§ SOURCE DATA:
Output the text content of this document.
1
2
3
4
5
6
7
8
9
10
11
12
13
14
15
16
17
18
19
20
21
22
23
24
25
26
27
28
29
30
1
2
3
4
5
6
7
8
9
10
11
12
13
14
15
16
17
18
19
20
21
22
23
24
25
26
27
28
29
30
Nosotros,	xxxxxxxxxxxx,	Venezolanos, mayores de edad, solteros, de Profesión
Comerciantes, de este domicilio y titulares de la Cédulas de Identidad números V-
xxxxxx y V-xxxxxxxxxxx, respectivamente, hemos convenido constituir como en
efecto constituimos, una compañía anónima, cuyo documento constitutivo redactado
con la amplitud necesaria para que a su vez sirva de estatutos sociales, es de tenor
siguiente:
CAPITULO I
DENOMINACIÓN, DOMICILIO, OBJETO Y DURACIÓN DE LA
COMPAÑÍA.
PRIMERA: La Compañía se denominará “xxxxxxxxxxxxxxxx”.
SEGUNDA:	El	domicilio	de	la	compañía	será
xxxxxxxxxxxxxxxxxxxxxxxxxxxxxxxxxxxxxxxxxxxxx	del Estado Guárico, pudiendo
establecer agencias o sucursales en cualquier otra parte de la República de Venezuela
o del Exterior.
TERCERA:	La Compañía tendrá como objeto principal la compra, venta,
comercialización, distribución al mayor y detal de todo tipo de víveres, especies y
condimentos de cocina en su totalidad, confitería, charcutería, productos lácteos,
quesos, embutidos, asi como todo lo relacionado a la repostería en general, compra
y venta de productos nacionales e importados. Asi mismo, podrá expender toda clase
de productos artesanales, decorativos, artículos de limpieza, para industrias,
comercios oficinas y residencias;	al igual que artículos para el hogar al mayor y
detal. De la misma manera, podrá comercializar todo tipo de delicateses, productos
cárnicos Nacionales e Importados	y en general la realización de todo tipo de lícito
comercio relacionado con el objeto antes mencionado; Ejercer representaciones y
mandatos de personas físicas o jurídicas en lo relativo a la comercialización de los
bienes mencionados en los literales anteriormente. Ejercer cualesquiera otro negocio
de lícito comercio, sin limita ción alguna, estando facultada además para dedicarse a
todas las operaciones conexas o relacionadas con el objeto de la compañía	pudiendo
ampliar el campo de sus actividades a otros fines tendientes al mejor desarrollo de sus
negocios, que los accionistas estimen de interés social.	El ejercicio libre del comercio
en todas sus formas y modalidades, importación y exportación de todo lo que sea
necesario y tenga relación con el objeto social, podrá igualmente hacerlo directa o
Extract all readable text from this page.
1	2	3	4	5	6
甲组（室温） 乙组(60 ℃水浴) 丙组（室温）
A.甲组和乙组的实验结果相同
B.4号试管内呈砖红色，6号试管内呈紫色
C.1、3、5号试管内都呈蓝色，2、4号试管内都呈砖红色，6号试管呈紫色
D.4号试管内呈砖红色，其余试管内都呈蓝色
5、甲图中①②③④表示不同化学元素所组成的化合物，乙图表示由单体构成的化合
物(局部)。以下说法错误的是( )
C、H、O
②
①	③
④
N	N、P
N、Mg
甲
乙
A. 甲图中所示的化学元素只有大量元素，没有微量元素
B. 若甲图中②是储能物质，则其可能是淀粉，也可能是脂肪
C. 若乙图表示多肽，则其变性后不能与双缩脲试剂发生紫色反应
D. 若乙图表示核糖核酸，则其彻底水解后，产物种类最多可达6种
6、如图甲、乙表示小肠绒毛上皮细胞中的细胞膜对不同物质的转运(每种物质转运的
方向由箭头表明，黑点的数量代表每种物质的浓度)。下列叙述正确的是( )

§ GOAL:
Could you reproduce every record above exactly as it appears?

§ TASK RESPONSE:
Output the text content of this document.
1
2
3
4
5
6
7
8
9
10
11
12
13
14
15
16
17
18
19
20
21
22
23
24
25
26
27
28
29
30
1
2
3
4
5
6
7
8
9
10
11
12
13
14
15
16
17
18
19
20
21
22
23
24
25
26
27
28
29
30
Nosotros,	xxxxxxxxxxxx,	Venezolanos, mayores de edad, solteros, de Profesión
Comerciantes, de este domicilio y titulares de la Cédulas de Identidad números V-
xxxxxx y V-xxxxxxxxxxx, respectivamente, hemos convenido constituir como en
efecto constituimos, una compañía anónima, cuyo documento constitutivo redactado
con la amplitud necesaria para que a su vez sirva de estatutos sociales, es de tenor
siguiente:
CAPITULO I
DENOMINACIÓN, DOMICILIO, OBJETO Y DURACIÓN DE LA
COMPAÑÍA.
PRIMERA: La Compañía se denominará “xxxxxxxxxxxxxxxx”.
SEGUNDA:	El	domicilio	de	la	compañía	será
xxxxxxxxxxxxxxxxxxxxxxxxxxxxxxxxxxxxxxxxxxxxx	del Estado Guárico, pudiendo
establecer agencias o sucursales en cualquier otra parte de la República de Venezuela
o del Exterior.
TERCERA:	La Compañía tendrá como objeto principal la compra, venta,
comercialización, distribución al mayor y detal de todo tipo de víveres, especies y
condimentos de cocina en su totalidad, confitería, charcutería, productos lácteos,
quesos, embutidos, asi como todo lo relacionado a la repostería en general, compra
y venta de productos nacionales e importados. Asi mismo, podrá expender toda clase
de productos artesanales, decorativos, artículos de limpieza, para industrias,
comercios oficinas y residencias;	al igual que artículos para el hogar al mayor y
detal. De la misma manera, podrá comercializar todo tipo de delicateses, productos
cárnicos Nacionales e Importados	y en general la realización de todo tipo de lícito
comercio relacionado con el objeto antes mencionado; Ejercer representaciones y
mandatos de personas físicas o jurídicas en lo relativo a la comercialización de los
bienes mencionados en los literales anteriormente. Ejercer cualesquiera otro negocio
de lícito comercio, sin limita ción alguna, estando facultada además para dedicarse a
todas las operaciones conexas o relacionadas con el objeto de la compañía	pudiendo
ampliar el campo de sus actividades a otros fines tendientes al mejor desarrollo de sus
negocios, que los accionistas estimen de interés social.	El ejercicio libre del comercio
en todas sus formas y modalidades, importación y exportación de todo lo que sea
necesario y tenga relación con el objeto social, podrá igualmente hacerlo directa o
Extract all readable text from this page.
1	2	3	4	5	6
甲组（室温） 乙组(60 ℃水浴) 丙组（室温）
A.甲组和乙组的实验结果相同
B.4号试管内呈砖红色，6号试管内呈紫色
C.1、3、5号试管内都呈蓝色，2、4号试管内都呈砖红色，6号试管呈紫色
D.4号试管内呈砖红色，其余试管内都呈蓝色
5、甲图中①②③④表示不同化学元素所组成的化合物，乙图表示由单体构成的化合
物(局部)。以下说法错误的是( )
C、H、O
②
①	③
④
N	N、P
N、Mg
甲
乙
A. 甲图中所示的化学元素只有大量元素，没有微量元素
B. 若甲图中②是储能物质，则其可能是淀粉，也可能是脂肪
C. 若乙图表示多肽，则其变性后不能与双缩脲试剂发生紫色反应
D. 若乙图表示核糖核酸，则其彻底水解后，产物种类最多可达6种
6、如图甲、乙表示小肠绒毛上皮细胞中的细胞膜对不同物质的转运(每种物质转运的
方向由箭头表明，黑点的数量代表每种物质的浓度)。下列叙述正确的是( )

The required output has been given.